GIVEN EXERCISE:
Your task is to tally the lines of the listing containing the word "true" and report the figure alone.

## begin AVAILABLE DATA

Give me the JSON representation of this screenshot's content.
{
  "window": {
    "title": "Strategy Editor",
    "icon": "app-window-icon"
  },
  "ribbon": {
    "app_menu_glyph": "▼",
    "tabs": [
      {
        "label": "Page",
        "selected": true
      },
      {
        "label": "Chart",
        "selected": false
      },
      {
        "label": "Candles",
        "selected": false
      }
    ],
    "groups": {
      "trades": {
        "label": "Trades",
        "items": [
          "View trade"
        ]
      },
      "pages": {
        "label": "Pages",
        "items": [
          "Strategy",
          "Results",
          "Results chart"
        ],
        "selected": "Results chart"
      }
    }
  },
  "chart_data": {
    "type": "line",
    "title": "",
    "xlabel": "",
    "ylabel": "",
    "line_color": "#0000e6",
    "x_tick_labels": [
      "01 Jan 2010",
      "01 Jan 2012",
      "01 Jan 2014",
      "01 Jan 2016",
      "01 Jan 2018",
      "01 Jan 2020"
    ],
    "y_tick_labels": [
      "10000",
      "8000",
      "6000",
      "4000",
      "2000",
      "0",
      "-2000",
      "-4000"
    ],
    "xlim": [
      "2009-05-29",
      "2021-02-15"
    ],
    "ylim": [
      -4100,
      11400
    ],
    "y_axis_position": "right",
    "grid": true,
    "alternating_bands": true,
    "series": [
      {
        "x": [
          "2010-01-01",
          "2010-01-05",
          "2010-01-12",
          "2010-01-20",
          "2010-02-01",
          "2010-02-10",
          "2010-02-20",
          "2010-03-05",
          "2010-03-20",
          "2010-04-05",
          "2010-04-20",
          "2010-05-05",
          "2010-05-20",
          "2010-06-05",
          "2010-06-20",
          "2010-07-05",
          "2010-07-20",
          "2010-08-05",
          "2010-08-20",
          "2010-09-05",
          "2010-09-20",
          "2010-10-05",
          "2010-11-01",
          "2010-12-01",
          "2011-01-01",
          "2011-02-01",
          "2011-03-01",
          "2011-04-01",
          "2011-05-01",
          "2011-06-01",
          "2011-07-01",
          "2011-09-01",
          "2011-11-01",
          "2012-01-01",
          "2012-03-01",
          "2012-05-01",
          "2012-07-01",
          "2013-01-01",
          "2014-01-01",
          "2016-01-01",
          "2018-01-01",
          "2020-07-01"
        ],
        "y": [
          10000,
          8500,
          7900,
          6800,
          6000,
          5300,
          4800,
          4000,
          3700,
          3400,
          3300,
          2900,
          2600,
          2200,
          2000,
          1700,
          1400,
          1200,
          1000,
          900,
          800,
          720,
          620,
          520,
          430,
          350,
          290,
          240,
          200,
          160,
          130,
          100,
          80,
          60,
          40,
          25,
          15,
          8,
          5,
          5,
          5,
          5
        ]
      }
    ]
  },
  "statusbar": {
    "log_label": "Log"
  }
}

## end AVAILABLE DATA

COMPLETE ANSWER:
3